Exercise directions —
Output every line below without omitting or altering anything.

Source records —
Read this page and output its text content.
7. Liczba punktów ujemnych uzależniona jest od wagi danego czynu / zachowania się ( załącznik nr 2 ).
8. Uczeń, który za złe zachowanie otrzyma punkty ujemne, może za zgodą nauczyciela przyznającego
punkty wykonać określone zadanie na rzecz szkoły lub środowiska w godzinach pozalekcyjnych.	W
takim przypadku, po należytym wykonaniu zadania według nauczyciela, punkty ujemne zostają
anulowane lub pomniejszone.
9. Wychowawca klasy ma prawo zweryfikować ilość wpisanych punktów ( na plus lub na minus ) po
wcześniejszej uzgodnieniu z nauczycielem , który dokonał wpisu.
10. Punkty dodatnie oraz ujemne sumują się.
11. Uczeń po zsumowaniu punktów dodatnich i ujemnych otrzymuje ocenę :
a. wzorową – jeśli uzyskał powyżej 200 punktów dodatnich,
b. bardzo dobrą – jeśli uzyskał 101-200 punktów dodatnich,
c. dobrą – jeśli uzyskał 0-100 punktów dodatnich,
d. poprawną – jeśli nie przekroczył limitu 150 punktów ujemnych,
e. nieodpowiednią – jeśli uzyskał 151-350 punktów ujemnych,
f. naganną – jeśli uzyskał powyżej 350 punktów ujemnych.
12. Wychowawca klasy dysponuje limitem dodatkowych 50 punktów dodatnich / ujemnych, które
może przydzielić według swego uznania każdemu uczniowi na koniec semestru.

Solution —
Read this page and output its text content.
7. Liczba punktów ujemnych uzależniona jest od wagi danego czynu / zachowania się ( załącznik nr 2 ).
8. Uczeń, który za złe zachowanie otrzyma punkty ujemne, może za zgodą nauczyciela przyznającego
punkty wykonać określone zadanie na rzecz szkoły lub środowiska w godzinach pozalekcyjnych.	W
takim przypadku, po należytym wykonaniu zadania według nauczyciela, punkty ujemne zostają
anulowane lub pomniejszone.
9. Wychowawca klasy ma prawo zweryfikować ilość wpisanych punktów ( na plus lub na minus ) po
wcześniejszej uzgodnieniu z nauczycielem , który dokonał wpisu.
10. Punkty dodatnie oraz ujemne sumują się.
11. Uczeń po zsumowaniu punktów dodatnich i ujemnych otrzymuje ocenę :
a. wzorową – jeśli uzyskał powyżej 200 punktów dodatnich,
b. bardzo dobrą – jeśli uzyskał 101-200 punktów dodatnich,
c. dobrą – jeśli uzyskał 0-100 punktów dodatnich,
d. poprawną – jeśli nie przekroczył limitu 150 punktów ujemnych,
e. nieodpowiednią – jeśli uzyskał 151-350 punktów ujemnych,
f. naganną – jeśli uzyskał powyżej 350 punktów ujemnych.
12. Wychowawca klasy dysponuje limitem dodatkowych 50 punktów dodatnich / ujemnych, które
może przydzielić według swego uznania każdemu uczniowi na koniec semestru.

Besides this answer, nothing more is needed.